> _Work instructions_
Omit every picture while repeating the entries exactly.

■ ■ ■ ■ ■ ■ ■

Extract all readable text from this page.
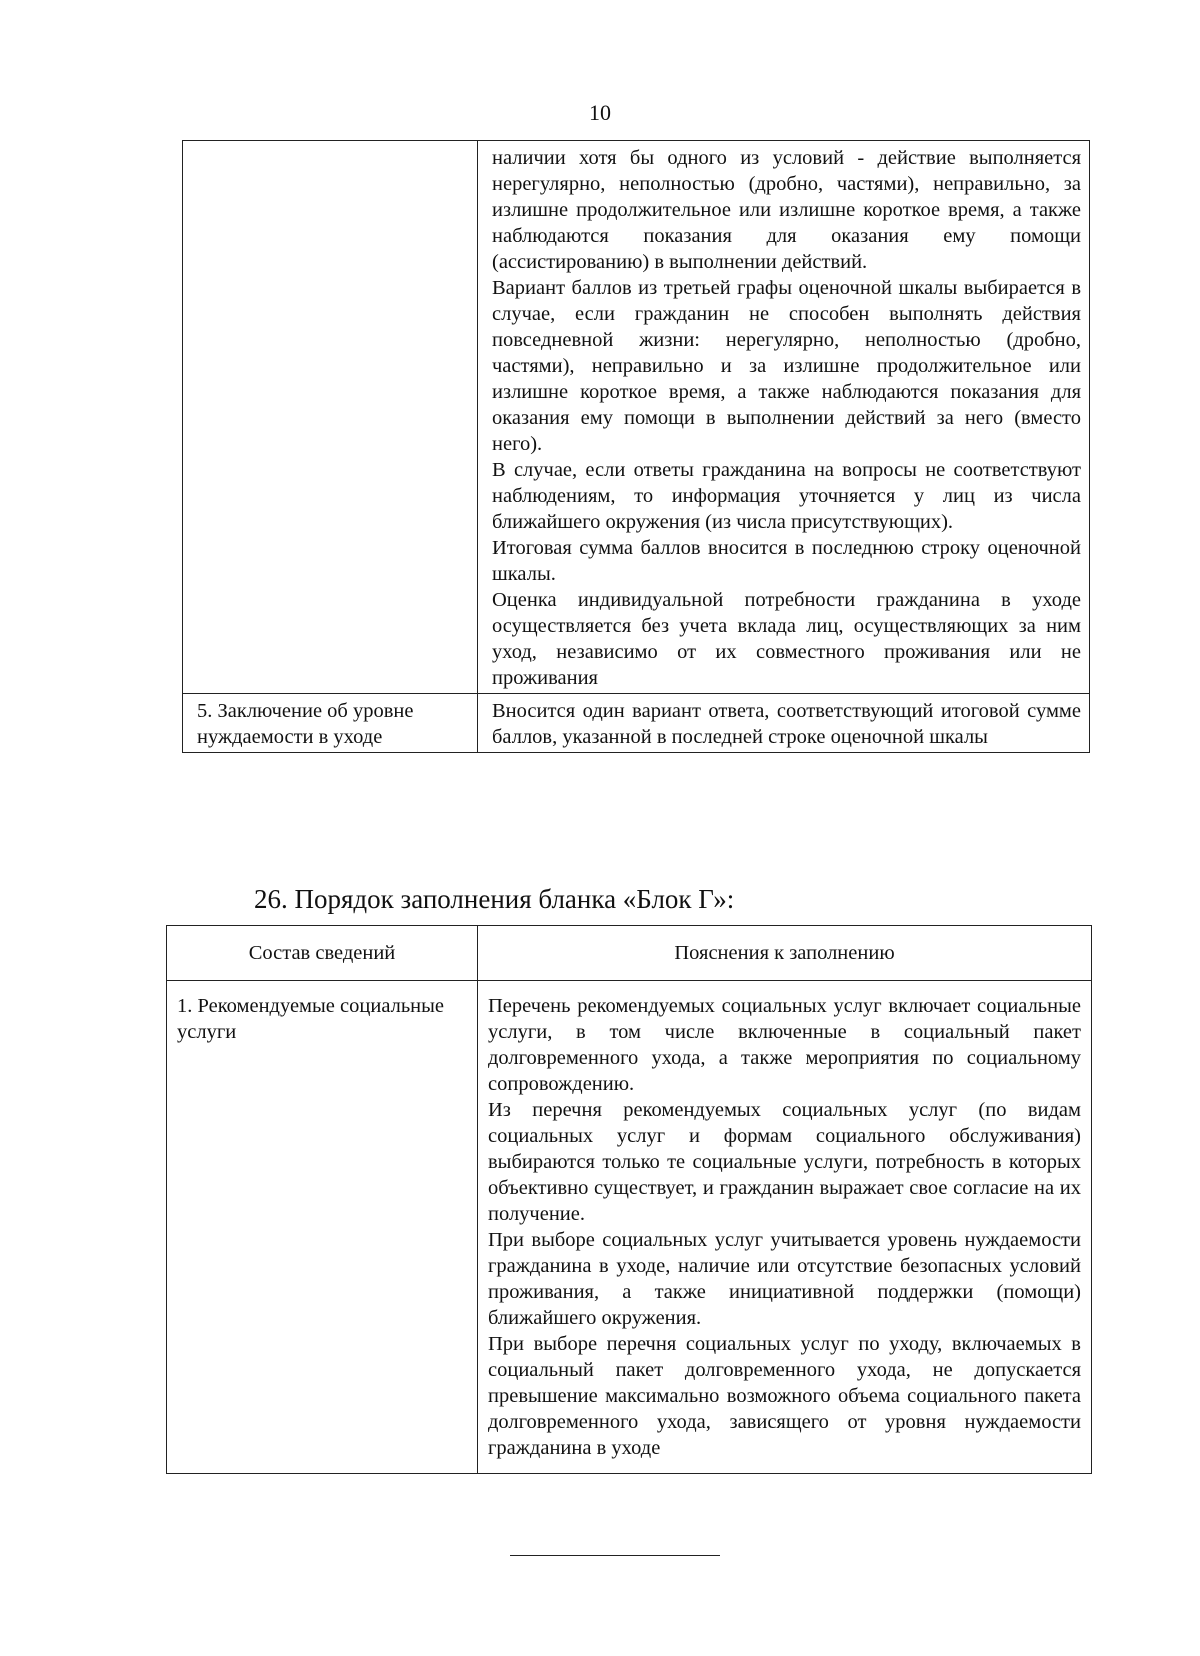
10

	наличии хотя бы одного из условий - действие выполняется нерегулярно, неполностью (дробно, частями), неправильно, за излишне продолжительное или излишне короткое время, а также наблюдаются показания для оказания ему помощи (ассистированию) в выполнении действий.
Вариант баллов из третьей графы оценочной шкалы выбирается в случае, если гражданин не способен выполнять действия повседневной жизни: нерегулярно, неполностью (дробно, частями), неправильно и за излишне продолжительное или излишне короткое время, а также наблюдаются показания для оказания ему помощи в выполнении действий за него (вместо него).
В случае, если ответы гражданина на вопросы не соответствуют наблюдениям, то информация уточняется у лиц из числа ближайшего окружения (из числа присутствующих).
Итоговая сумма баллов вносится в последнюю строку оценочной шкалы.
Оценка индивидуальной потребности гражданина в уходе осуществляется без учета вклада лиц, осуществляющих за ним уход, независимо от их совместного проживания или не проживания

5. Заключение об уровне нуждаемости в уходе	Вносится один вариант ответа, соответствующий итоговой сумме баллов, указанной в последней строке оценочной шкалы
26. Порядок заполнения бланка «Блок Г»:
Состав сведений	Пояснения к заполнению
1. Рекомендуемые социальные услуги	Перечень рекомендуемых социальных услуг включает социальные услуги, в том числе включенные в социальный пакет долговременного ухода, а также мероприятия по социальному сопровождению.
Из перечня рекомендуемых социальных услуг (по видам социальных услуг и формам социального обслуживания) выбираются только те социальные услуги, потребность в которых объективно существует, и гражданин выражает свое согласие на их получение.
При выборе социальных услуг учитывается уровень нуждаемости гражданина в уходе, наличие или отсутствие безопасных условий проживания, а также инициативной поддержки (помощи) ближайшего окружения.
При выборе перечня социальных услуг по уходу, включаемых в социальный пакет долговременного ухода, не допускается превышение максимально возможного объема социального пакета долговременного ухода, зависящего от уровня нуждаемости гражданина в уходе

■ ■ ■ ■ ■ ■ ■

> _Task answer_
Extract all readable text from this page.
10

	наличии хотя бы одного из условий - действие выполняется нерегулярно, неполностью (дробно, частями), неправильно, за излишне продолжительное или излишне короткое время, а также наблюдаются показания для оказания ему помощи (ассистированию) в выполнении действий.
Вариант баллов из третьей графы оценочной шкалы выбирается в случае, если гражданин не способен выполнять действия повседневной жизни: нерегулярно, неполностью (дробно, частями), неправильно и за излишне продолжительное или излишне короткое время, а также наблюдаются показания для оказания ему помощи в выполнении действий за него (вместо него).
В случае, если ответы гражданина на вопросы не соответствуют наблюдениям, то информация уточняется у лиц из числа ближайшего окружения (из числа присутствующих).
Итоговая сумма баллов вносится в последнюю строку оценочной шкалы.
Оценка индивидуальной потребности гражданина в уходе осуществляется без учета вклада лиц, осуществляющих за ним уход, независимо от их совместного проживания или не проживания

5. Заключение об уровне нуждаемости в уходе	Вносится один вариант ответа, соответствующий итоговой сумме баллов, указанной в последней строке оценочной шкалы
26. Порядок заполнения бланка «Блок Г»:
Состав сведений	Пояснения к заполнению
1. Рекомендуемые социальные услуги	Перечень рекомендуемых социальных услуг включает социальные услуги, в том числе включенные в социальный пакет долговременного ухода, а также мероприятия по социальному сопровождению.
Из перечня рекомендуемых социальных услуг (по видам социальных услуг и формам социального обслуживания) выбираются только те социальные услуги, потребность в которых объективно существует, и гражданин выражает свое согласие на их получение.
При выборе социальных услуг учитывается уровень нуждаемости гражданина в уходе, наличие или отсутствие безопасных условий проживания, а также инициативной поддержки (помощи) ближайшего окружения.
При выборе перечня социальных услуг по уходу, включаемых в социальный пакет долговременного ухода, не допускается превышение максимально возможного объема социального пакета долговременного ухода, зависящего от уровня нуждаемости гражданина в уходе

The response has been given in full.